Collected data entries
Begin
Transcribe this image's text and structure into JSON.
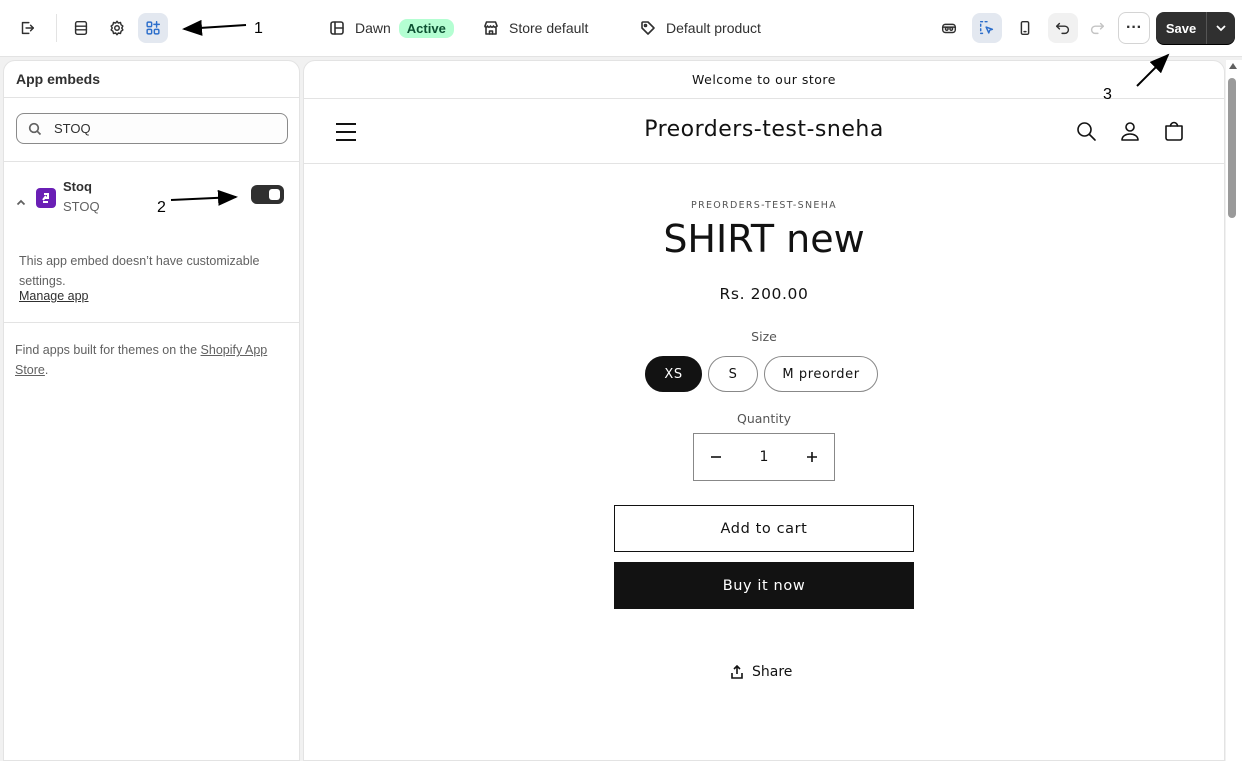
{
  "topbar": {
    "theme_name": "Dawn",
    "theme_status": "Active",
    "store_template": "Store default",
    "product_template": "Default product",
    "more_label": "···",
    "save_label": "Save"
  },
  "panel": {
    "title": "App embeds",
    "search_value": "STOQ",
    "app": {
      "name": "Stoq",
      "subtitle": "STOQ",
      "enabled": true
    },
    "note": "This app embed doesn’t have customizable settings.",
    "manage_link": "Manage app",
    "find_text": "Find apps built for themes on the ",
    "find_link": "Shopify App Store",
    "find_end": "."
  },
  "preview": {
    "announcement": "Welcome to our store",
    "store_name": "Preorders-test-sneha",
    "vendor": "PREORDERS-TEST-SNEHA",
    "product_title": "SHIRT new",
    "price": "Rs. 200.00",
    "size_label": "Size",
    "sizes": [
      "XS",
      "S",
      "M preorder"
    ],
    "selected_size": "XS",
    "quantity_label": "Quantity",
    "quantity": "1",
    "add_to_cart": "Add to cart",
    "buy_now": "Buy it now",
    "share": "Share"
  },
  "annotations": {
    "a1": "1",
    "a2": "2",
    "a3": "3"
  }
}
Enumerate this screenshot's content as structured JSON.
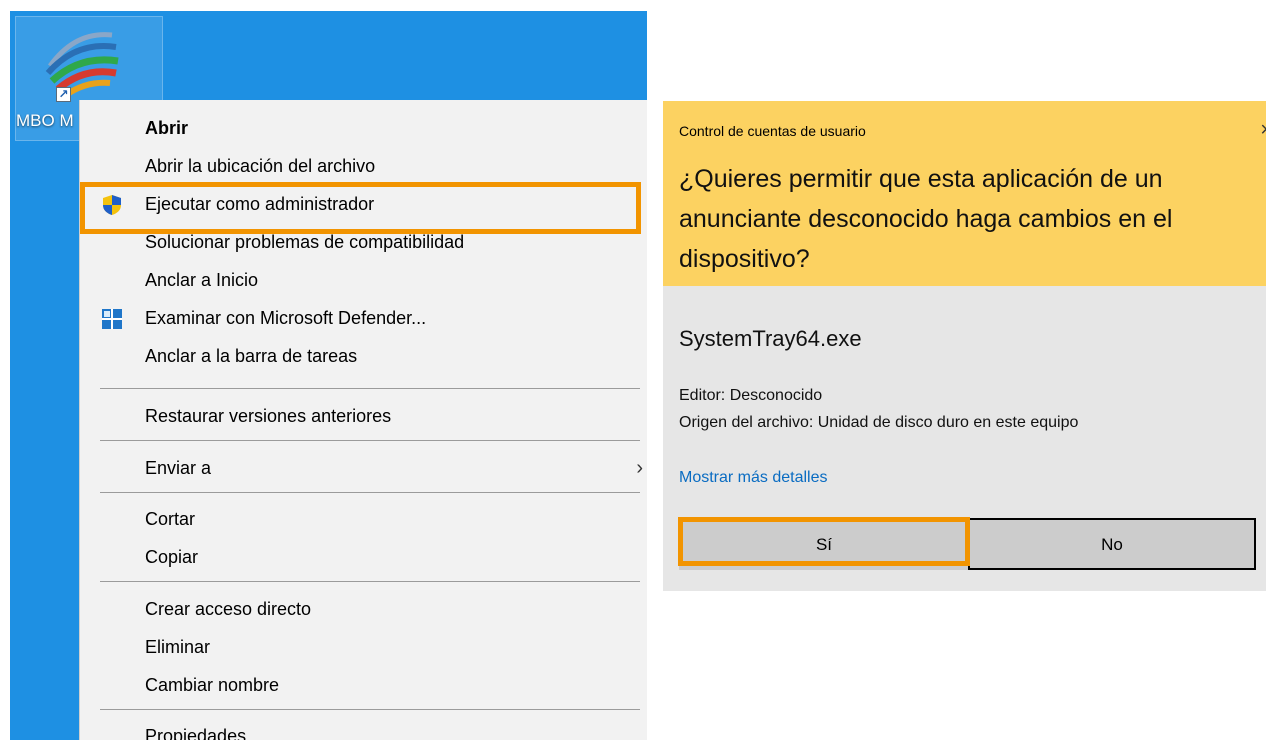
End
◆ Set task: Quote the records in their entirety, keeping the wording exact and excluding pictures.

◆ Task response:
Transcribe this image's text and structure into JSON.
{
  "topbar": {
    "theme_name": "Dawn",
    "theme_status": "Active",
    "store_template": "Store default",
    "product_template": "Default product",
    "more_label": "···",
    "save_label": "Save"
  },
  "panel": {
    "title": "App embeds",
    "search_value": "STOQ",
    "app": {
      "name": "Stoq",
      "subtitle": "STOQ",
      "enabled": true
    },
    "note": "This app embed doesn’t have customizable settings.",
    "manage_link": "Manage app",
    "find_text": "Find apps built for themes on the ",
    "find_link": "Shopify App Store",
    "find_end": "."
  },
  "preview": {
    "announcement": "Welcome to our store",
    "store_name": "Preorders-test-sneha",
    "vendor": "PREORDERS-TEST-SNEHA",
    "product_title": "SHIRT new",
    "price": "Rs. 200.00",
    "size_label": "Size",
    "sizes": [
      "XS",
      "S",
      "M preorder"
    ],
    "selected_size": "XS",
    "quantity_label": "Quantity",
    "quantity": "1",
    "add_to_cart": "Add to cart",
    "buy_now": "Buy it now",
    "share": "Share"
  },
  "annotations": {
    "a1": "1",
    "a2": "2",
    "a3": "3"
  }
}
Enumerate this screenshot's content as structured JSON.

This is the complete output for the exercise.